提供された本文:
- - -
PARLIAMENTARY QUESTION

厚生委員会
2006年12月12日 平成18年厚生委員会・文教委員会連合審査会速記録第1号

山加委員
  都議会では初めての文教委員会・厚生委員会の連合審査会であります。我が党は、与えられた時間の中でむだのない的確な質疑をさせていただきたいと思います。
 本定例会に提案をされました東京都認定こども園の認定基準に関する条例案は、就学前の子どもに関する教育、保育等の総合的な提供の推進に関する法律が施行されたことに伴い、都における認定こども園の認定の基準に係る規定を設けるものであります。
 私からは、この認定こども園制度について総論的にお尋ねするとともに、主に保育施設側からの視点に立って質問をさせていただきます。
 まず初めにお尋ねをいたします。就学前における教育、保育等の一体化の考え方については、本会議代表質問、一般質問でも活発な議論がされましたが、改めて、この法律が制定されることになった背景について伺います。

都留福祉保健局少子社会対策部長
  この法律が制定された背景といたしましては、急速な少子化の進行や社会経済状況の著しい変化などにより、就学前の子どもに関する教育、保育のニーズが多様化し、これまでの制度だけでは対応できない状況が顕在化していることが挙げられます。
 具体的には、まず一つ目といたしまして、親の就労の有無にかかわらず利用できる施設が求められていること、二つ目といたしまして、核家族化の進行や地域の子育て力の低下などにより、家庭で子どもを育てている者への支援が必要であること、三つ目といたしまして、以前に比べ子どもや兄弟の数が減少する中、健やかな成長にとって大切な集団活動や、年齢の異なる子どもが相互に交流する機会が不足していることなどでございます。
- - -
コレクションから保存された項目:
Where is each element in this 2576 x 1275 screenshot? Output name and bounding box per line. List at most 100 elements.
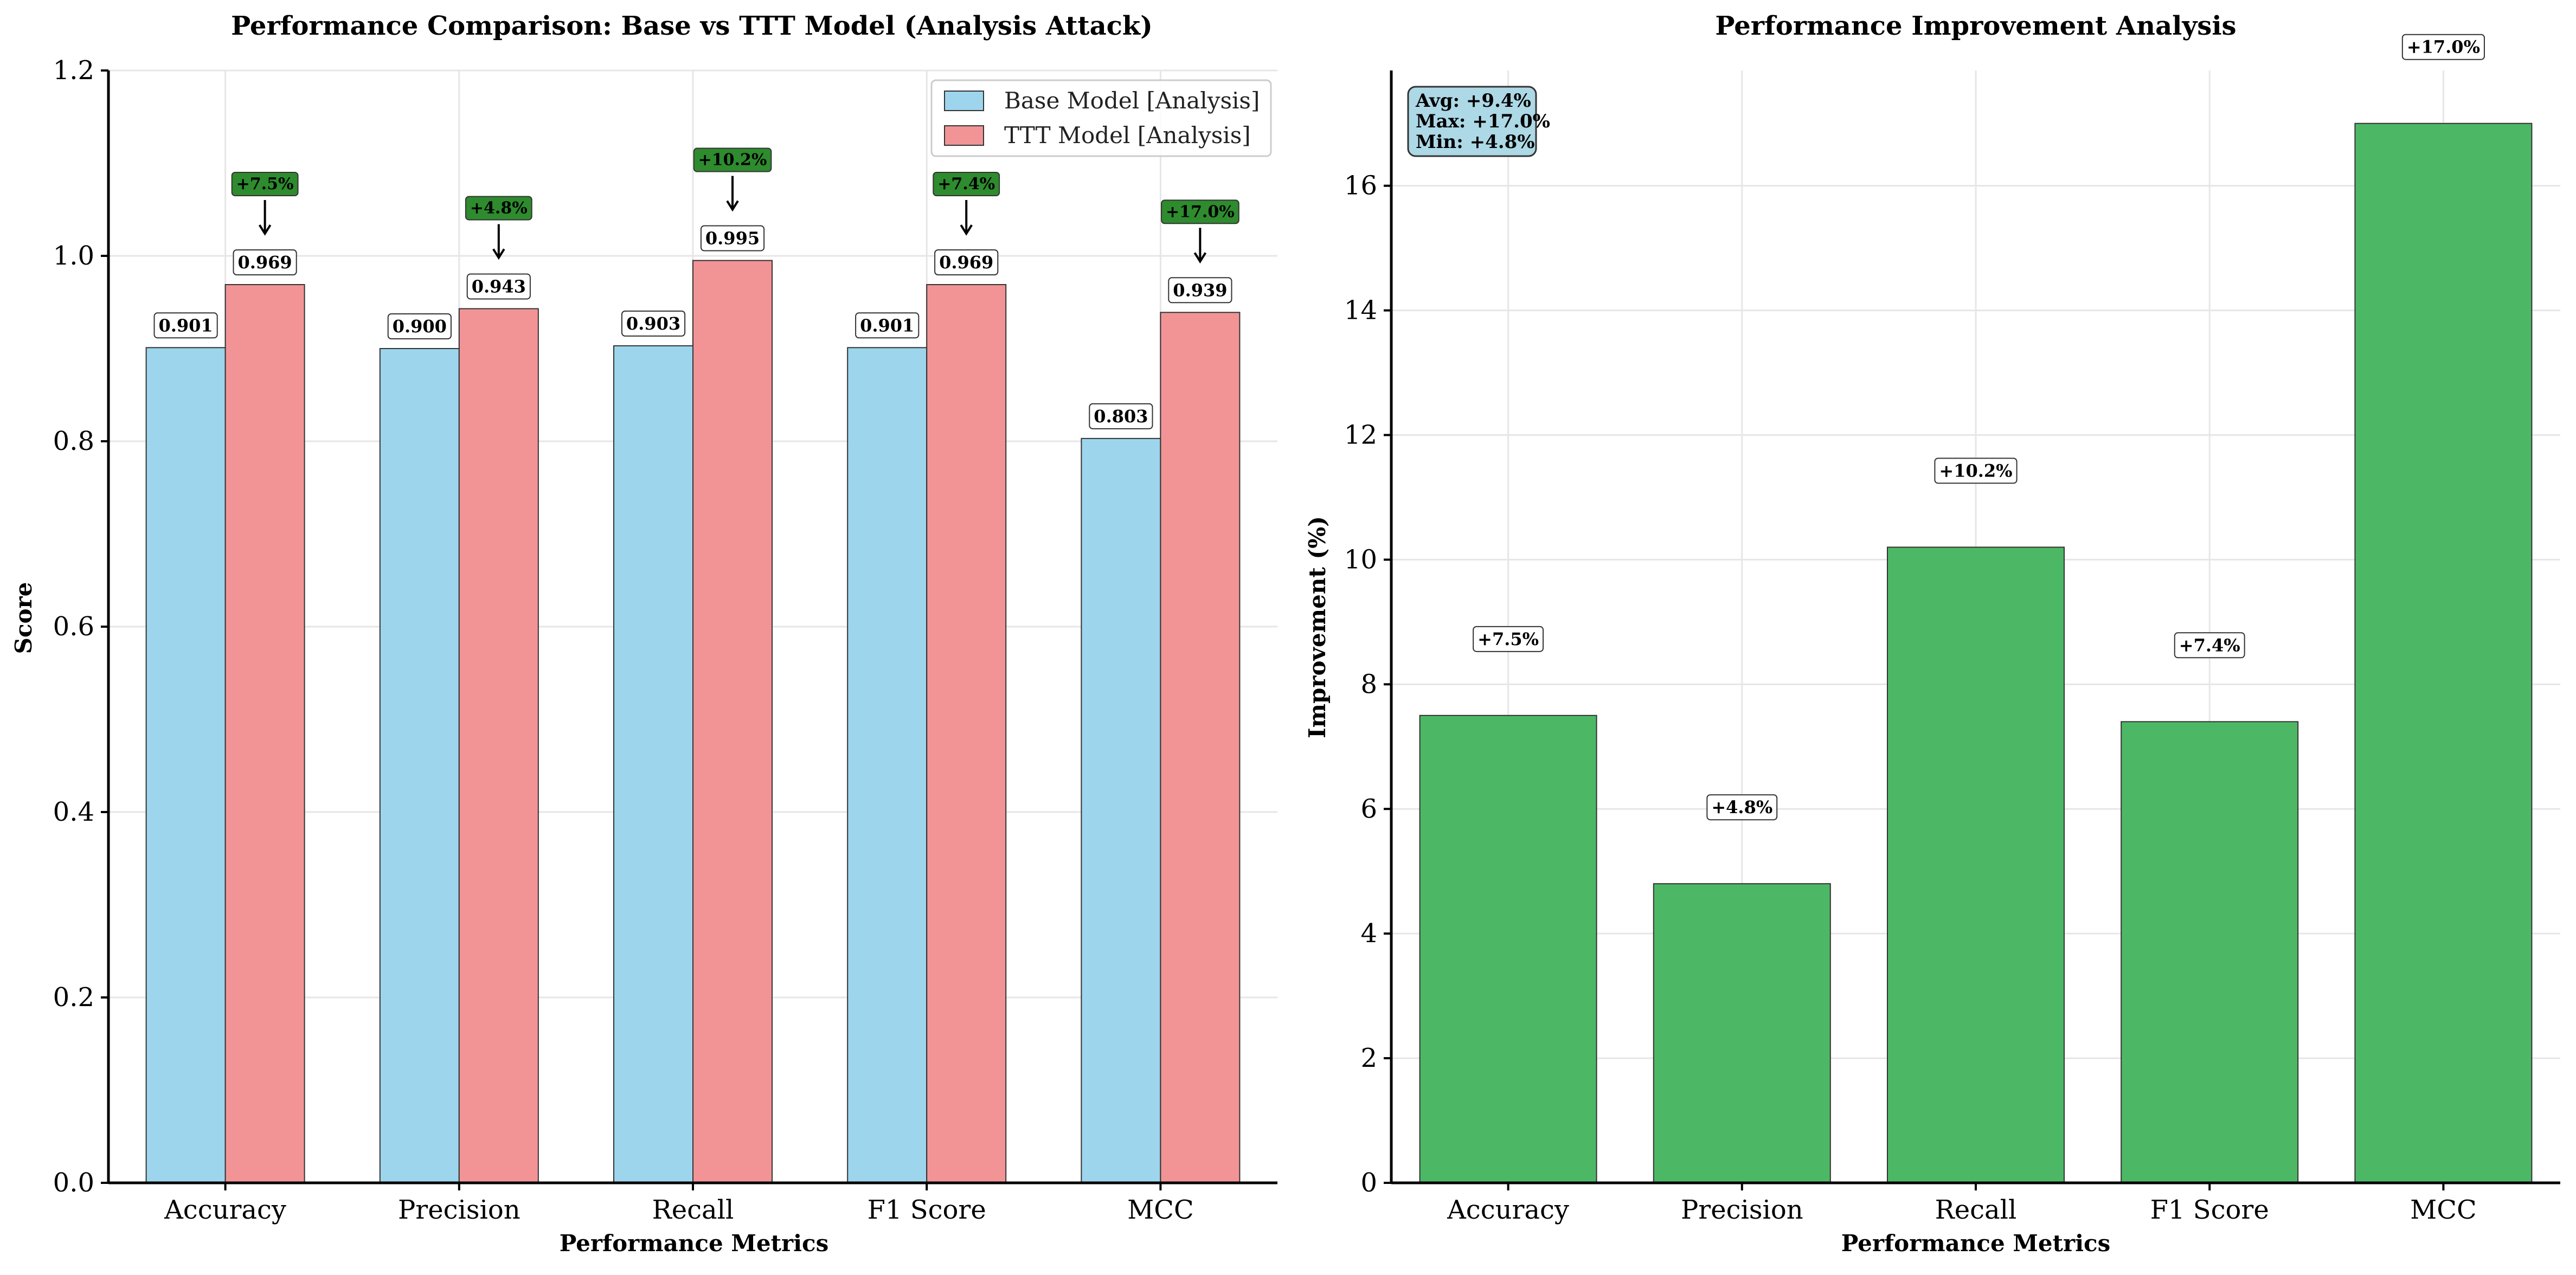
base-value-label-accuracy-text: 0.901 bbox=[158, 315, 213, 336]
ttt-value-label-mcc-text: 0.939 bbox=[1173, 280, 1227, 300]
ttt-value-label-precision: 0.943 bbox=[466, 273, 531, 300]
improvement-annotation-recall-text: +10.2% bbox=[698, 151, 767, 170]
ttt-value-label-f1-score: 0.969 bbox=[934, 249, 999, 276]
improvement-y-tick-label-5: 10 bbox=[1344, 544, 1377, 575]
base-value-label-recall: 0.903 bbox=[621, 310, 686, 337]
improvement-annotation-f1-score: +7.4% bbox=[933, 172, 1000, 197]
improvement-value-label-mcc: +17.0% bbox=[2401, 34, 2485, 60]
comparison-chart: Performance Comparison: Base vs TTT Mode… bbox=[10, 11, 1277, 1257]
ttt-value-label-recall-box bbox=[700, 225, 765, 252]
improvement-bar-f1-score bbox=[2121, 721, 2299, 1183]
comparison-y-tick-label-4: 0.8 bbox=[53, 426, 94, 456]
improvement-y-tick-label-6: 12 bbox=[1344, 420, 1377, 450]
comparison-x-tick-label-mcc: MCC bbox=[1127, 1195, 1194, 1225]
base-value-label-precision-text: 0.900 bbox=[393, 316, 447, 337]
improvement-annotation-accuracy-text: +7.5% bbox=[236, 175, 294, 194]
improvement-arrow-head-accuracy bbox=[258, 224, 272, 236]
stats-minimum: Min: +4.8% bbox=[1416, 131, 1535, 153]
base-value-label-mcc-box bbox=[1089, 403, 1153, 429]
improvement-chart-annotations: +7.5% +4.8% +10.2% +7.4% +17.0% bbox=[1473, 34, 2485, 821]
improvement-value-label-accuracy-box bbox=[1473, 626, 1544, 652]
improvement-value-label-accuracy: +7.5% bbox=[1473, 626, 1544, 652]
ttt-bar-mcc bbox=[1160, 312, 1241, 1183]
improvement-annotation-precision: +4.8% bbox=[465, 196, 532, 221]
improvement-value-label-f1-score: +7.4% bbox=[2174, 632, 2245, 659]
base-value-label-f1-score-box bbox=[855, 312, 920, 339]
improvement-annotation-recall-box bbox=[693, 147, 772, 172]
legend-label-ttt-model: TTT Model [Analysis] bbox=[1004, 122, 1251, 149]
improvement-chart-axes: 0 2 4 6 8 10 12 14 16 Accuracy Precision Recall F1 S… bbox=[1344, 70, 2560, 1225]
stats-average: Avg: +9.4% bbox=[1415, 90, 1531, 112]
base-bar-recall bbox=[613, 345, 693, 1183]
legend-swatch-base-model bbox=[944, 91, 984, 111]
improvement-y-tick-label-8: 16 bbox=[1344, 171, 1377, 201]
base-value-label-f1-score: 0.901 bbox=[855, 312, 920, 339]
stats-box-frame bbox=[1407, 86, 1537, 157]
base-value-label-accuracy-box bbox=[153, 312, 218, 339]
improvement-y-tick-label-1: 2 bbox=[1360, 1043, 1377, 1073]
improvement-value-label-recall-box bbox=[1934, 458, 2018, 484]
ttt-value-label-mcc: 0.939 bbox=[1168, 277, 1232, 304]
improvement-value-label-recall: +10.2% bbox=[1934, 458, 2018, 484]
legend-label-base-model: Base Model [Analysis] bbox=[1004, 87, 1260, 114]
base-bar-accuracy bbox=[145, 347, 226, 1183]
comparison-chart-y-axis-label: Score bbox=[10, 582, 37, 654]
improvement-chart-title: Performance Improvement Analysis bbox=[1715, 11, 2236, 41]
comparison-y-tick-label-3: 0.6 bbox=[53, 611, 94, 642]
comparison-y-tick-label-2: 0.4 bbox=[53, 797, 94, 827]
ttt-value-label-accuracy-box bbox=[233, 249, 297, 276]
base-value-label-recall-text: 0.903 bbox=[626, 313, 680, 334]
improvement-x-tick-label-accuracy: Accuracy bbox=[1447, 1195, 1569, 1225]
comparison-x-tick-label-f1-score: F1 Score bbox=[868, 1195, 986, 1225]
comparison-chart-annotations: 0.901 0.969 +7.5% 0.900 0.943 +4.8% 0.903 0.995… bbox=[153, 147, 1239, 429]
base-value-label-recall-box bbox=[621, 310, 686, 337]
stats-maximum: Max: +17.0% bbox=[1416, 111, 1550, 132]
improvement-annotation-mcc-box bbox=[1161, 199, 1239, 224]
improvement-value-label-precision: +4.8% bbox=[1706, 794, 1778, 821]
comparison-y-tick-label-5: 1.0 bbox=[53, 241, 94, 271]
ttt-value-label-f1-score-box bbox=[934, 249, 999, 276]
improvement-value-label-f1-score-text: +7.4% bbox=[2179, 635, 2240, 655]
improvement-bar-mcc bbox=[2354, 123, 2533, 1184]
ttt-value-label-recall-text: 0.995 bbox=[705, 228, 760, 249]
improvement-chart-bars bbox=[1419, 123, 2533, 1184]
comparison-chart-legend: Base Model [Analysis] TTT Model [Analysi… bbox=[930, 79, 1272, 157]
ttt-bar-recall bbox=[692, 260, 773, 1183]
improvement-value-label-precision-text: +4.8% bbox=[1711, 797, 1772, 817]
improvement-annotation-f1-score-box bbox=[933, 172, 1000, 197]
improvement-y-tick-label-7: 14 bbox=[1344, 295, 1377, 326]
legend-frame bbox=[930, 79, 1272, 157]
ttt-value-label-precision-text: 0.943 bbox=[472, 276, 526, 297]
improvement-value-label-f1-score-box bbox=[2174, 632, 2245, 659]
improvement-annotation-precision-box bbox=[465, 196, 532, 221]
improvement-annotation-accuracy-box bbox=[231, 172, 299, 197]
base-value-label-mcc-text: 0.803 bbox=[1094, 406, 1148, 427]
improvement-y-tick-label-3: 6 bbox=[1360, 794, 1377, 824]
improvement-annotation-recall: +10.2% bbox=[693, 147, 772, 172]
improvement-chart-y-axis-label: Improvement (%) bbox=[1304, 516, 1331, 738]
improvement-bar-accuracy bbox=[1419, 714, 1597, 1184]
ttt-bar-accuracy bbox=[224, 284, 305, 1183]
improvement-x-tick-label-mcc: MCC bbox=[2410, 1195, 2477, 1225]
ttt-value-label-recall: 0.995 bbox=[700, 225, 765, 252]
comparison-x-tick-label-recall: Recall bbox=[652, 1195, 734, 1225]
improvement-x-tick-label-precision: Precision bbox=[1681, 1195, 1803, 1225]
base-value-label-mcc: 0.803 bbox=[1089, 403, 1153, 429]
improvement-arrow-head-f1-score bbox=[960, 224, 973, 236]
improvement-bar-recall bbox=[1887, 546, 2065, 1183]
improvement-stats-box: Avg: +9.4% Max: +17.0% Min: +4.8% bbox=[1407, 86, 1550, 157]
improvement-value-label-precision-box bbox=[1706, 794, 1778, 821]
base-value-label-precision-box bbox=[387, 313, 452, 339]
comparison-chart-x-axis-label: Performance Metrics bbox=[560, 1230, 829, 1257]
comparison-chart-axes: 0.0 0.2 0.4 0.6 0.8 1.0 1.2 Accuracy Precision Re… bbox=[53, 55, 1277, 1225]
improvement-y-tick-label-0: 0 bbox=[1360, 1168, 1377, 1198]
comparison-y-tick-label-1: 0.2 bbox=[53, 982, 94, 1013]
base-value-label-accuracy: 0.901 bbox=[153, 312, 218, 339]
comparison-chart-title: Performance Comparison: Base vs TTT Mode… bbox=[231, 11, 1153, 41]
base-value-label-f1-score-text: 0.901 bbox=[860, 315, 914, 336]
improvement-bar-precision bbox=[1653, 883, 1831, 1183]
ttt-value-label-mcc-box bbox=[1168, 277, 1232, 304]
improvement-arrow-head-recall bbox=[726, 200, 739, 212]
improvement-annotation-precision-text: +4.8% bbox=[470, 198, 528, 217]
- - -
出題課題:
上にある認定こども園をめぐる連合審査会の速記録を、最初から最後まで一字一句そのまま書き写してください。

この課題の結果:
PARLIAMENTARY QUESTION

厚生委員会
2006年12月12日 平成18年厚生委員会・文教委員会連合審査会速記録第1号

山加委員
  都議会では初めての文教委員会・厚生委員会の連合審査会であります。我が党は、与えられた時間の中でむだのない的確な質疑をさせていただきたいと思います。
 本定例会に提案をされました東京都認定こども園の認定基準に関する条例案は、就学前の子どもに関する教育、保育等の総合的な提供の推進に関する法律が施行されたことに伴い、都における認定こども園の認定の基準に係る規定を設けるものであります。
 私からは、この認定こども園制度について総論的にお尋ねするとともに、主に保育施設側からの視点に立って質問をさせていただきます。
 まず初めにお尋ねをいたします。就学前における教育、保育等の一体化の考え方については、本会議代表質問、一般質問でも活発な議論がされましたが、改めて、この法律が制定されることになった背景について伺います。

都留福祉保健局少子社会対策部長
  この法律が制定された背景といたしましては、急速な少子化の進行や社会経済状況の著しい変化などにより、就学前の子どもに関する教育、保育のニーズが多様化し、これまでの制度だけでは対応できない状況が顕在化していることが挙げられます。
 具体的には、まず一つ目といたしまして、親の就労の有無にかかわらず利用できる施設が求められていること、二つ目といたしまして、核家族化の進行や地域の子育て力の低下などにより、家庭で子どもを育てている者への支援が必要であること、三つ目といたしまして、以前に比べ子どもや兄弟の数が減少する中、健やかな成長にとって大切な集団活動や、年齢の異なる子どもが相互に交流する機会が不足していることなどでございます。